Data shown:
## START

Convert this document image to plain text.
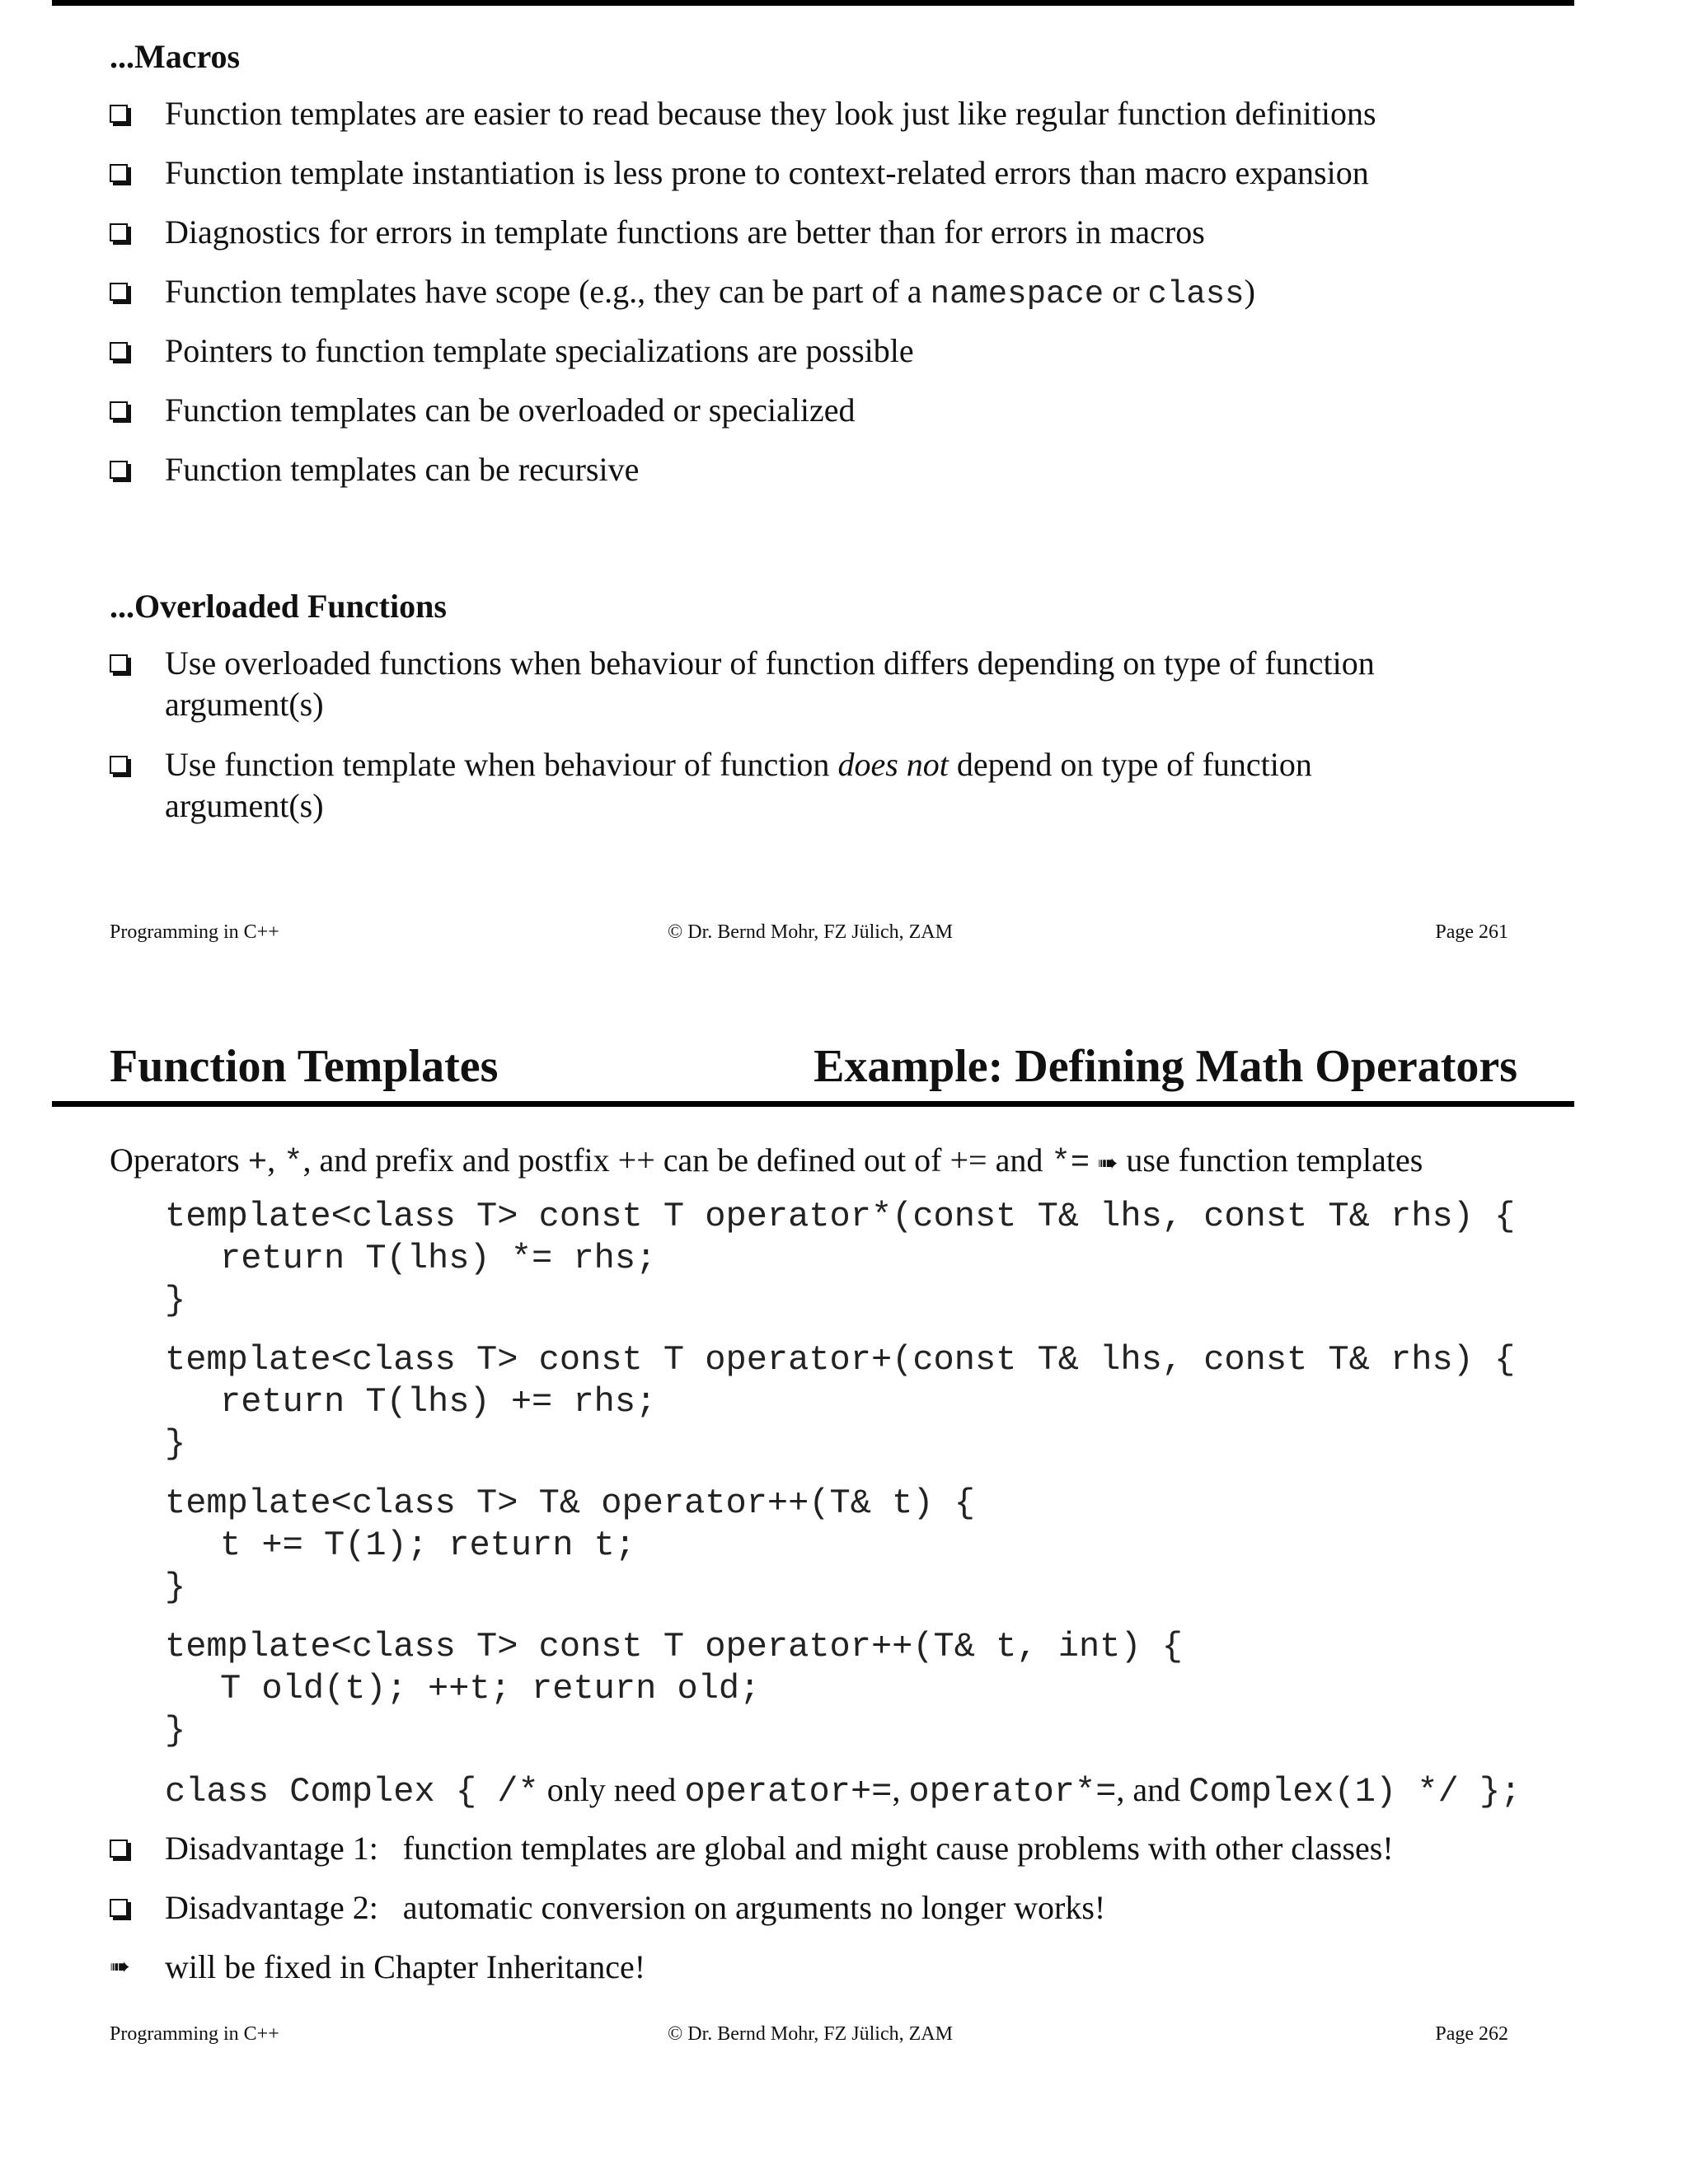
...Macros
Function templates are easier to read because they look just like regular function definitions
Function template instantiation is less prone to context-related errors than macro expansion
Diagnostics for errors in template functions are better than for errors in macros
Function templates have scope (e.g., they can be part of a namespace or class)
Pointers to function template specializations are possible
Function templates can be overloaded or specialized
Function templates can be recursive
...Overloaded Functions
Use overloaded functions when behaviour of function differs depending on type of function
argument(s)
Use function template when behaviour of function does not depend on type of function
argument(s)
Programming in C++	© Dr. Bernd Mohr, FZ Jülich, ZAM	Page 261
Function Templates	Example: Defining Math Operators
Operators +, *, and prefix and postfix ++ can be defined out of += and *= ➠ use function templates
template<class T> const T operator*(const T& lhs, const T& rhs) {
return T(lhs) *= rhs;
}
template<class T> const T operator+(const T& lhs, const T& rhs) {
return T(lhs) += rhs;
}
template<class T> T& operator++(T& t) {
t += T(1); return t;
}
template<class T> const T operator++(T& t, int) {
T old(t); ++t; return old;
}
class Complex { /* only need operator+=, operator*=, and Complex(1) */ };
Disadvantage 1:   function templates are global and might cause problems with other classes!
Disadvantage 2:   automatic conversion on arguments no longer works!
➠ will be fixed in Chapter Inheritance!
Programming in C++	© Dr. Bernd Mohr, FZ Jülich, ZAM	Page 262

## END

What this task involves: Every entry should be returned exactly as written, minus the pictures.

Answer to this task:
Convert this document image to plain text.
...Macros
Function templates are easier to read because they look just like regular function definitions
Function template instantiation is less prone to context-related errors than macro expansion
Diagnostics for errors in template functions are better than for errors in macros
Function templates have scope (e.g., they can be part of a namespace or class)
Pointers to function template specializations are possible
Function templates can be overloaded or specialized
Function templates can be recursive
...Overloaded Functions
Use overloaded functions when behaviour of function differs depending on type of function
argument(s)
Use function template when behaviour of function does not depend on type of function
argument(s)
Programming in C++	© Dr. Bernd Mohr, FZ Jülich, ZAM	Page 261
Function Templates	Example: Defining Math Operators
Operators +, *, and prefix and postfix ++ can be defined out of += and *= ➠ use function templates
template<class T> const T operator*(const T& lhs, const T& rhs) {
return T(lhs) *= rhs;
}
template<class T> const T operator+(const T& lhs, const T& rhs) {
return T(lhs) += rhs;
}
template<class T> T& operator++(T& t) {
t += T(1); return t;
}
template<class T> const T operator++(T& t, int) {
T old(t); ++t; return old;
}
class Complex { /* only need operator+=, operator*=, and Complex(1) */ };
Disadvantage 1:   function templates are global and might cause problems with other classes!
Disadvantage 2:   automatic conversion on arguments no longer works!
➠ will be fixed in Chapter Inheritance!
Programming in C++	© Dr. Bernd Mohr, FZ Jülich, ZAM	Page 262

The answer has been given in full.